Goal of the exercise: Pictures appear in the records below; write out everything else exactly.

╭─ Records for the exercise

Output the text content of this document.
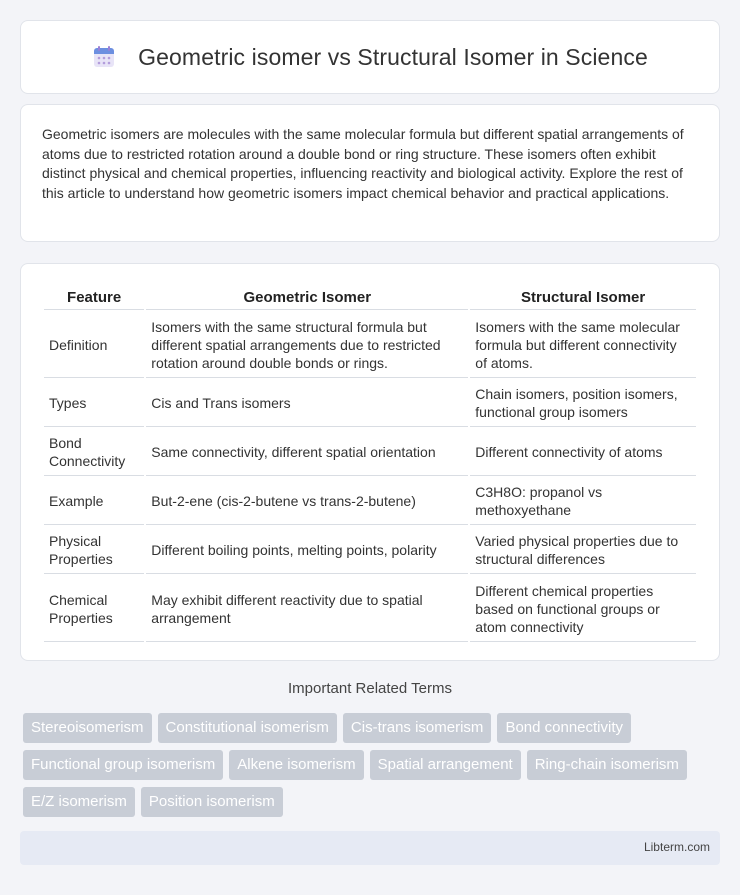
Geometric isomer vs Structural Isomer in Science

Geometric isomers are molecules with the same molecular formula but different spatial arrangements of atoms due to restricted rotation around a double bond or ring structure. These isomers often exhibit distinct physical and chemical properties, influencing reactivity and biological activity. Explore the rest of this article to understand how geometric isomers impact chemical behavior and practical applications.

Feature	Geometric Isomer	Structural Isomer
Definition	Isomers with the same structural formula but different spatial arrangements due to restricted rotation around double bonds or rings.	Isomers with the same molecular formula but different connectivity of atoms.
Types	Cis and Trans isomers	Chain isomers, position isomers, functional group isomers
Bond Connectivity	Same connectivity, different spatial orientation	Different connectivity of atoms
Example	But-2-ene (cis-2-butene vs trans-2-butene)	C3H8O: propanol vs methoxyethane
Physical Properties	Different boiling points, melting points, polarity	Varied physical properties due to structural differences
Chemical Properties	May exhibit different reactivity due to spatial arrangement	Different chemical properties based on functional groups or atom connectivity
Important Related Terms
Stereoisomerism	Constitutional isomerism	Cis-trans isomerism	Bond connectivity
Functional group isomerism	Alkene isomerism	Spatial arrangement	Ring-chain isomerism
E/Z isomerism	Position isomerism
Libterm.com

╰─

Complete response:
Output the text content of this document.
Geometric isomer vs Structural Isomer in Science

Geometric isomers are molecules with the same molecular formula but different spatial arrangements of atoms due to restricted rotation around a double bond or ring structure. These isomers often exhibit distinct physical and chemical properties, influencing reactivity and biological activity. Explore the rest of this article to understand how geometric isomers impact chemical behavior and practical applications.

Feature	Geometric Isomer	Structural Isomer
Definition	Isomers with the same structural formula but different spatial arrangements due to restricted rotation around double bonds or rings.	Isomers with the same molecular formula but different connectivity of atoms.
Types	Cis and Trans isomers	Chain isomers, position isomers, functional group isomers
Bond Connectivity	Same connectivity, different spatial orientation	Different connectivity of atoms
Example	But-2-ene (cis-2-butene vs trans-2-butene)	C3H8O: propanol vs methoxyethane
Physical Properties	Different boiling points, melting points, polarity	Varied physical properties due to structural differences
Chemical Properties	May exhibit different reactivity due to spatial arrangement	Different chemical properties based on functional groups or atom connectivity
Important Related Terms
Stereoisomerism	Constitutional isomerism	Cis-trans isomerism	Bond connectivity
Functional group isomerism	Alkene isomerism	Spatial arrangement	Ring-chain isomerism
E/Z isomerism	Position isomerism
Libterm.com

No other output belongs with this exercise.